### Task prompt
Could you print every record below exactly as it appears?

### Record extracts
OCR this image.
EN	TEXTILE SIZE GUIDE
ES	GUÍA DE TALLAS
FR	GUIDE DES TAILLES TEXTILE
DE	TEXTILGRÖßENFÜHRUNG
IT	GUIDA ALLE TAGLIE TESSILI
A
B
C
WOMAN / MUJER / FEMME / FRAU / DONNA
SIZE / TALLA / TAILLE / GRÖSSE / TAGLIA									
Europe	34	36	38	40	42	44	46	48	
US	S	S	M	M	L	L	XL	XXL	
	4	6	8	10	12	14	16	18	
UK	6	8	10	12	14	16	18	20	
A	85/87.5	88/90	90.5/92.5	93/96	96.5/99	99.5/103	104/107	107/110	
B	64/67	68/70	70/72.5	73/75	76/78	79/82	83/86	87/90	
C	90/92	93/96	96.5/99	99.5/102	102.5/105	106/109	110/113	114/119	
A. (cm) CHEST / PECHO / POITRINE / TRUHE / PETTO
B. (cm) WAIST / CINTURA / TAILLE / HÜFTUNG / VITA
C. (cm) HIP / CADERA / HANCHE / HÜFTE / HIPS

### Task solution
OCR this image.
EN	TEXTILE SIZE GUIDE
ES	GUÍA DE TALLAS
FR	GUIDE DES TAILLES TEXTILE
DE	TEXTILGRÖßENFÜHRUNG
IT	GUIDA ALLE TAGLIE TESSILI
A
B
C
WOMAN / MUJER / FEMME / FRAU / DONNA
SIZE / TALLA / TAILLE / GRÖSSE / TAGLIA									
Europe	34	36	38	40	42	44	46	48	
US	S	S	M	M	L	L	XL	XXL	
	4	6	8	10	12	14	16	18	
UK	6	8	10	12	14	16	18	20	
A	85/87.5	88/90	90.5/92.5	93/96	96.5/99	99.5/103	104/107	107/110	
B	64/67	68/70	70/72.5	73/75	76/78	79/82	83/86	87/90	
C	90/92	93/96	96.5/99	99.5/102	102.5/105	106/109	110/113	114/119	
A. (cm) CHEST / PECHO / POITRINE / TRUHE / PETTO
B. (cm) WAIST / CINTURA / TAILLE / HÜFTUNG / VITA
C. (cm) HIP / CADERA / HANCHE / HÜFTE / HIPS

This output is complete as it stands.